*The exercise*
Reproduce every line of the material below, but drop the pictures.

*Data for this exercise*
START

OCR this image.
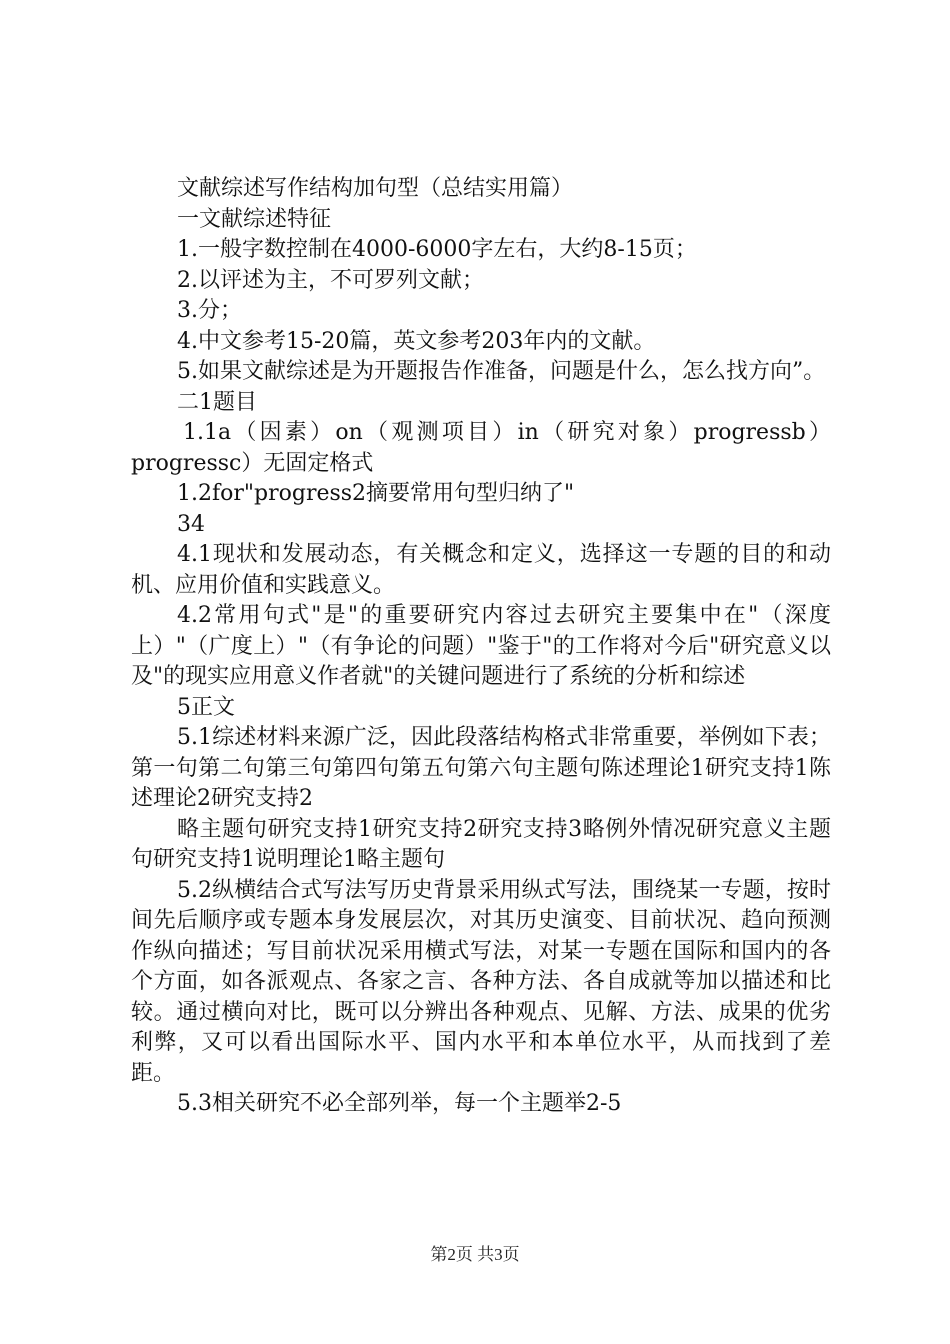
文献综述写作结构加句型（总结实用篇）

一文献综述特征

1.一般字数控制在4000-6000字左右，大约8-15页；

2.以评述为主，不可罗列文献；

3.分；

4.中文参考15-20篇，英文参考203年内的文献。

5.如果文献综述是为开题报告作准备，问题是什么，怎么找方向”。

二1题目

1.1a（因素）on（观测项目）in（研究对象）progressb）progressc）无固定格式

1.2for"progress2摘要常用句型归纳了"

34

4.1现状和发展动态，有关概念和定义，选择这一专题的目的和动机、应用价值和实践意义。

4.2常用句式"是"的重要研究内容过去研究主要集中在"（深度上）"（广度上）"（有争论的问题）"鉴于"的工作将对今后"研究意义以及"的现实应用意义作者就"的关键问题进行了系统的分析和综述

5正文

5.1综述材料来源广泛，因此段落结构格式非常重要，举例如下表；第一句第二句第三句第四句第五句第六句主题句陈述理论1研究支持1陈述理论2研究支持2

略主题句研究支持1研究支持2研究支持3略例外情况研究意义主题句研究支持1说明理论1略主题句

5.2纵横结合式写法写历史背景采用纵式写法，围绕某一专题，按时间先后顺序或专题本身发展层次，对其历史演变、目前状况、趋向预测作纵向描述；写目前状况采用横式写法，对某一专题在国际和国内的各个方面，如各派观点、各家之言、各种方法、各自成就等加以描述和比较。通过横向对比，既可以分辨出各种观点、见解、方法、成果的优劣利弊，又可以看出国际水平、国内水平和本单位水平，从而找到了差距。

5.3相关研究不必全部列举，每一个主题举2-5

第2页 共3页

END

*Output for this exercise*
OCR this image.
文献综述写作结构加句型（总结实用篇）

一文献综述特征

1.一般字数控制在4000-6000字左右，大约8-15页；

2.以评述为主，不可罗列文献；

3.分；

4.中文参考15-20篇，英文参考203年内的文献。

5.如果文献综述是为开题报告作准备，问题是什么，怎么找方向”。

二1题目

1.1a（因素）on（观测项目）in（研究对象）progressb）progressc）无固定格式

1.2for"progress2摘要常用句型归纳了"

34

4.1现状和发展动态，有关概念和定义，选择这一专题的目的和动机、应用价值和实践意义。

4.2常用句式"是"的重要研究内容过去研究主要集中在"（深度上）"（广度上）"（有争论的问题）"鉴于"的工作将对今后"研究意义以及"的现实应用意义作者就"的关键问题进行了系统的分析和综述

5正文

5.1综述材料来源广泛，因此段落结构格式非常重要，举例如下表；第一句第二句第三句第四句第五句第六句主题句陈述理论1研究支持1陈述理论2研究支持2

略主题句研究支持1研究支持2研究支持3略例外情况研究意义主题句研究支持1说明理论1略主题句

5.2纵横结合式写法写历史背景采用纵式写法，围绕某一专题，按时间先后顺序或专题本身发展层次，对其历史演变、目前状况、趋向预测作纵向描述；写目前状况采用横式写法，对某一专题在国际和国内的各个方面，如各派观点、各家之言、各种方法、各自成就等加以描述和比较。通过横向对比，既可以分辨出各种观点、见解、方法、成果的优劣利弊，又可以看出国际水平、国内水平和本单位水平，从而找到了差距。

5.3相关研究不必全部列举，每一个主题举2-5

第2页 共3页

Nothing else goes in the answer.